Copy the records below exactly as they are written.

───

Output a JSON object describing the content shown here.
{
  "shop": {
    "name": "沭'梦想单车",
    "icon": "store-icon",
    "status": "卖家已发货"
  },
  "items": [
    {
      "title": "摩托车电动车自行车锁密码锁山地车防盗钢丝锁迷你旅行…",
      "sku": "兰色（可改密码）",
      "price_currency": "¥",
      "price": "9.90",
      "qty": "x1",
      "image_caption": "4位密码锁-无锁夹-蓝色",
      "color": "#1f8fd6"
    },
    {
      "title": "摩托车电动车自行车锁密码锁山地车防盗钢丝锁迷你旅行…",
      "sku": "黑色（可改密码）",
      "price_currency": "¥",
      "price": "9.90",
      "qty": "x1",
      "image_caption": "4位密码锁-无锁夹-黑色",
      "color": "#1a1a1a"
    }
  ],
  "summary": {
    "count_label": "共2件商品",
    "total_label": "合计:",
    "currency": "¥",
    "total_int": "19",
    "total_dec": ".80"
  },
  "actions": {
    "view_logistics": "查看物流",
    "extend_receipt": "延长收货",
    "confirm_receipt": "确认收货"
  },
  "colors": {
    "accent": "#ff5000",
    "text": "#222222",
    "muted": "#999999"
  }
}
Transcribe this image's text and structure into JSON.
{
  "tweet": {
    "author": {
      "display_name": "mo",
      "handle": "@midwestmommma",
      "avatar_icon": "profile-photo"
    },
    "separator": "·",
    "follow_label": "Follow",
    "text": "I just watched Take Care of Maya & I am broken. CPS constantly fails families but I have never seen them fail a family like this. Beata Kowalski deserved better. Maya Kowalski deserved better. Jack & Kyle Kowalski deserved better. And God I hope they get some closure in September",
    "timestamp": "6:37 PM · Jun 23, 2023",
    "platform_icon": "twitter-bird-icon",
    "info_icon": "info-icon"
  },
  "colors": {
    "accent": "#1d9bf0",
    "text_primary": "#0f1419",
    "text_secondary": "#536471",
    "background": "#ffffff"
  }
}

───

§ **Full answer**:
Output a JSON object describing the content shown here.
{
  "shop": {
    "name": "沭'梦想单车",
    "icon": "store-icon",
    "status": "卖家已发货"
  },
  "items": [
    {
      "title": "摩托车电动车自行车锁密码锁山地车防盗钢丝锁迷你旅行…",
      "sku": "兰色（可改密码）",
      "price_currency": "¥",
      "price": "9.90",
      "qty": "x1",
      "image_caption": "4位密码锁-无锁夹-蓝色",
      "color": "#1f8fd6"
    },
    {
      "title": "摩托车电动车自行车锁密码锁山地车防盗钢丝锁迷你旅行…",
      "sku": "黑色（可改密码）",
      "price_currency": "¥",
      "price": "9.90",
      "qty": "x1",
      "image_caption": "4位密码锁-无锁夹-黑色",
      "color": "#1a1a1a"
    }
  ],
  "summary": {
    "count_label": "共2件商品",
    "total_label": "合计:",
    "currency": "¥",
    "total_int": "19",
    "total_dec": ".80"
  },
  "actions": {
    "view_logistics": "查看物流",
    "extend_receipt": "延长收货",
    "confirm_receipt": "确认收货"
  },
  "colors": {
    "accent": "#ff5000",
    "text": "#222222",
    "muted": "#999999"
  }
}
Transcribe this image's text and structure into JSON.
{
  "tweet": {
    "author": {
      "display_name": "mo",
      "handle": "@midwestmommma",
      "avatar_icon": "profile-photo"
    },
    "separator": "·",
    "follow_label": "Follow",
    "text": "I just watched Take Care of Maya & I am broken. CPS constantly fails families but I have never seen them fail a family like this. Beata Kowalski deserved better. Maya Kowalski deserved better. Jack & Kyle Kowalski deserved better. And God I hope they get some closure in September",
    "timestamp": "6:37 PM · Jun 23, 2023",
    "platform_icon": "twitter-bird-icon",
    "info_icon": "info-icon"
  },
  "colors": {
    "accent": "#1d9bf0",
    "text_primary": "#0f1419",
    "text_secondary": "#536471",
    "background": "#ffffff"
  }
}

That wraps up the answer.